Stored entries
* * *

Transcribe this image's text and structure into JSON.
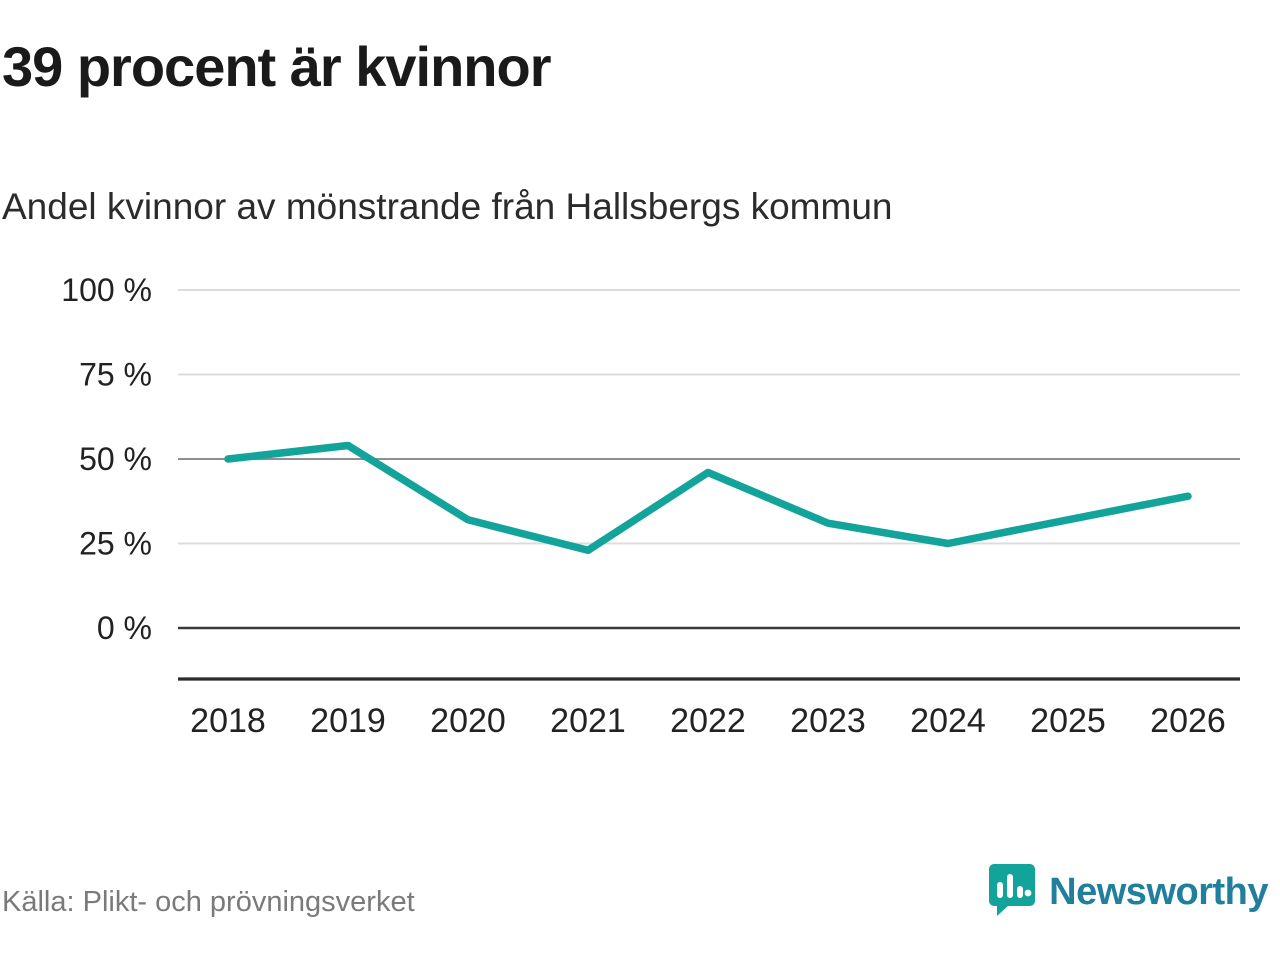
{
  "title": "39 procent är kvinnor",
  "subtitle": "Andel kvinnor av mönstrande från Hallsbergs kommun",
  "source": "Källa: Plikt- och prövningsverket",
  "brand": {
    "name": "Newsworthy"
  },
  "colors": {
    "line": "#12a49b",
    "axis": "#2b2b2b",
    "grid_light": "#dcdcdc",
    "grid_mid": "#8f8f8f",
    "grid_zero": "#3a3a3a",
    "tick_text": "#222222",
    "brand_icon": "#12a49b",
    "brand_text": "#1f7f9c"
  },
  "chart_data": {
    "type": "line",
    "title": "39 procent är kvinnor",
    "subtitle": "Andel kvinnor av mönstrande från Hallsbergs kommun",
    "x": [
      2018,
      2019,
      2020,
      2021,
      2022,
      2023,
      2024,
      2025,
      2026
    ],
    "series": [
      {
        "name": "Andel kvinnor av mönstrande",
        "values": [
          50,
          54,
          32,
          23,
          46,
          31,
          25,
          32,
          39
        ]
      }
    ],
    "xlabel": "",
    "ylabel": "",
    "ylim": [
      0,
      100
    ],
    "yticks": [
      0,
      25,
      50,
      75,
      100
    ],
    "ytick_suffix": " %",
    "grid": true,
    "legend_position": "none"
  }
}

* * *

Request
Without the pictures, write out all of the material exactly.

Expected answer
Transcribe this image's text and structure into JSON.
{
  "title": "39 procent är kvinnor",
  "subtitle": "Andel kvinnor av mönstrande från Hallsbergs kommun",
  "source": "Källa: Plikt- och prövningsverket",
  "brand": {
    "name": "Newsworthy"
  },
  "colors": {
    "line": "#12a49b",
    "axis": "#2b2b2b",
    "grid_light": "#dcdcdc",
    "grid_mid": "#8f8f8f",
    "grid_zero": "#3a3a3a",
    "tick_text": "#222222",
    "brand_icon": "#12a49b",
    "brand_text": "#1f7f9c"
  },
  "chart_data": {
    "type": "line",
    "title": "39 procent är kvinnor",
    "subtitle": "Andel kvinnor av mönstrande från Hallsbergs kommun",
    "x": [
      2018,
      2019,
      2020,
      2021,
      2022,
      2023,
      2024,
      2025,
      2026
    ],
    "series": [
      {
        "name": "Andel kvinnor av mönstrande",
        "values": [
          50,
          54,
          32,
          23,
          46,
          31,
          25,
          32,
          39
        ]
      }
    ],
    "xlabel": "",
    "ylabel": "",
    "ylim": [
      0,
      100
    ],
    "yticks": [
      0,
      25,
      50,
      75,
      100
    ],
    "ytick_suffix": " %",
    "grid": true,
    "legend_position": "none"
  }
}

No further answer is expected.